The exercise →
Return all of the lines below exactly as they are.

━━ Supplied entries ━━

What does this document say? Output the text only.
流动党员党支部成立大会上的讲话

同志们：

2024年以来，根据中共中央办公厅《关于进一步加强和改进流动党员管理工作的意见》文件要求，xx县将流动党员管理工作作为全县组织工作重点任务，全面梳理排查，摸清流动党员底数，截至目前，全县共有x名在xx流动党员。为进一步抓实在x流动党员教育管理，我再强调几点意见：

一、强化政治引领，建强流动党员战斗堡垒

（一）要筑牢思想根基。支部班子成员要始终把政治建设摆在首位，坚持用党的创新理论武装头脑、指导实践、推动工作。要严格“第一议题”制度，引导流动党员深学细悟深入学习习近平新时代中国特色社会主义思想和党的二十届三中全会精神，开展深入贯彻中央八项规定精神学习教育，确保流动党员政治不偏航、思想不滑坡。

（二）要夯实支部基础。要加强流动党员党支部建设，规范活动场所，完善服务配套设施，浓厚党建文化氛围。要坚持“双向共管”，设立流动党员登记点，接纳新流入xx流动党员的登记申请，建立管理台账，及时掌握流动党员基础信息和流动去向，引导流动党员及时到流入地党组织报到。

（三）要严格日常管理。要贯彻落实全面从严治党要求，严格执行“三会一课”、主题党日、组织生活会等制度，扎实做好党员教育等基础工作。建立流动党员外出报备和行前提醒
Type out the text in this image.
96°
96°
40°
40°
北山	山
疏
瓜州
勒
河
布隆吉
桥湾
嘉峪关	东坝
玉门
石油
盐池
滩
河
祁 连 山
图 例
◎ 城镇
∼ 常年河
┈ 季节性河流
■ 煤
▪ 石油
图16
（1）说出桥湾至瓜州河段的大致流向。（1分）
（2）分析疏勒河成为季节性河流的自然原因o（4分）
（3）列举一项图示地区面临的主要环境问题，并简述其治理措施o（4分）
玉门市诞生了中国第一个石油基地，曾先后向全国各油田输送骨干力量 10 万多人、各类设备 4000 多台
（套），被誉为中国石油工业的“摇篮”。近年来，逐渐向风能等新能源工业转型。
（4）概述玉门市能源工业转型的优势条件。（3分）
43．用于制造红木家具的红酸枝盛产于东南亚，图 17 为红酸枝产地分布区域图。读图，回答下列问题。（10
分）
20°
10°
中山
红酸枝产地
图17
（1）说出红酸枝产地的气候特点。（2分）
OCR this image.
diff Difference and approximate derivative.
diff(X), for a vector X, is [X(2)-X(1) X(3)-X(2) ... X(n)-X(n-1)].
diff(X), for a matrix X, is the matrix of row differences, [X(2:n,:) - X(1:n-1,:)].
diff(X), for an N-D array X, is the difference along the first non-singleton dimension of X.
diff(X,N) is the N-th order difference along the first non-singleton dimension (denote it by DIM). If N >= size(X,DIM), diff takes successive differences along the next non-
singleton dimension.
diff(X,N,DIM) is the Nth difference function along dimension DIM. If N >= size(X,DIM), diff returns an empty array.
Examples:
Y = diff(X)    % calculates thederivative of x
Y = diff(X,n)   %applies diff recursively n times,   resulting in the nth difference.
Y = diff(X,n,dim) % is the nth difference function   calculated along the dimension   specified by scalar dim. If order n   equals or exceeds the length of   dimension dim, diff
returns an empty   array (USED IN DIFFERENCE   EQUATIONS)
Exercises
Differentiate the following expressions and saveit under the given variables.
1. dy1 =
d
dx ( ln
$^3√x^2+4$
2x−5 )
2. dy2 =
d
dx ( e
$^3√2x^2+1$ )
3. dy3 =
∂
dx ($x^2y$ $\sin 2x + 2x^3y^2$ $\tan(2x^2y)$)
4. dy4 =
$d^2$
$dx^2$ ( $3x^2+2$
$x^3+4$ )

━━━

Task answer →
What does this document say? Output the text only.
流动党员党支部成立大会上的讲话

同志们：

2024年以来，根据中共中央办公厅《关于进一步加强和改进流动党员管理工作的意见》文件要求，xx县将流动党员管理工作作为全县组织工作重点任务，全面梳理排查，摸清流动党员底数，截至目前，全县共有x名在xx流动党员。为进一步抓实在x流动党员教育管理，我再强调几点意见：

一、强化政治引领，建强流动党员战斗堡垒

（一）要筑牢思想根基。支部班子成员要始终把政治建设摆在首位，坚持用党的创新理论武装头脑、指导实践、推动工作。要严格“第一议题”制度，引导流动党员深学细悟深入学习习近平新时代中国特色社会主义思想和党的二十届三中全会精神，开展深入贯彻中央八项规定精神学习教育，确保流动党员政治不偏航、思想不滑坡。

（二）要夯实支部基础。要加强流动党员党支部建设，规范活动场所，完善服务配套设施，浓厚党建文化氛围。要坚持“双向共管”，设立流动党员登记点，接纳新流入xx流动党员的登记申请，建立管理台账，及时掌握流动党员基础信息和流动去向，引导流动党员及时到流入地党组织报到。

（三）要严格日常管理。要贯彻落实全面从严治党要求，严格执行“三会一课”、主题党日、组织生活会等制度，扎实做好党员教育等基础工作。建立流动党员外出报备和行前提醒
Type out the text in this image.
96°
96°
40°
40°
北山	山
疏
瓜州
勒
河
布隆吉
桥湾
嘉峪关	东坝
玉门
石油
盐池
滩
河
祁 连 山
图 例
◎ 城镇
∼ 常年河
┈ 季节性河流
■ 煤
▪ 石油
图16
（1）说出桥湾至瓜州河段的大致流向。（1分）
（2）分析疏勒河成为季节性河流的自然原因o（4分）
（3）列举一项图示地区面临的主要环境问题，并简述其治理措施o（4分）
玉门市诞生了中国第一个石油基地，曾先后向全国各油田输送骨干力量 10 万多人、各类设备 4000 多台
（套），被誉为中国石油工业的“摇篮”。近年来，逐渐向风能等新能源工业转型。
（4）概述玉门市能源工业转型的优势条件。（3分）
43．用于制造红木家具的红酸枝盛产于东南亚，图 17 为红酸枝产地分布区域图。读图，回答下列问题。（10
分）
20°
10°
中山
红酸枝产地
图17
（1）说出红酸枝产地的气候特点。（2分）
OCR this image.
diff Difference and approximate derivative.
diff(X), for a vector X, is [X(2)-X(1) X(3)-X(2) ... X(n)-X(n-1)].
diff(X), for a matrix X, is the matrix of row differences, [X(2:n,:) - X(1:n-1,:)].
diff(X), for an N-D array X, is the difference along the first non-singleton dimension of X.
diff(X,N) is the N-th order difference along the first non-singleton dimension (denote it by DIM). If N >= size(X,DIM), diff takes successive differences along the next non-
singleton dimension.
diff(X,N,DIM) is the Nth difference function along dimension DIM. If N >= size(X,DIM), diff returns an empty array.
Examples:
Y = diff(X)    % calculates thederivative of x
Y = diff(X,n)   %applies diff recursively n times,   resulting in the nth difference.
Y = diff(X,n,dim) % is the nth difference function   calculated along the dimension   specified by scalar dim. If order n   equals or exceeds the length of   dimension dim, diff
returns an empty   array (USED IN DIFFERENCE   EQUATIONS)
Exercises
Differentiate the following expressions and saveit under the given variables.
1. dy1 =
d
dx ( ln
$^3√x^2+4$
2x−5 )
2. dy2 =
d
dx ( e
$^3√2x^2+1$ )
3. dy3 =
∂
dx ($x^2y$ $\sin 2x + 2x^3y^2$ $\tan(2x^2y)$)
4. dy4 =
$d^2$
$dx^2$ ( $3x^2+2$
$x^3+4$ )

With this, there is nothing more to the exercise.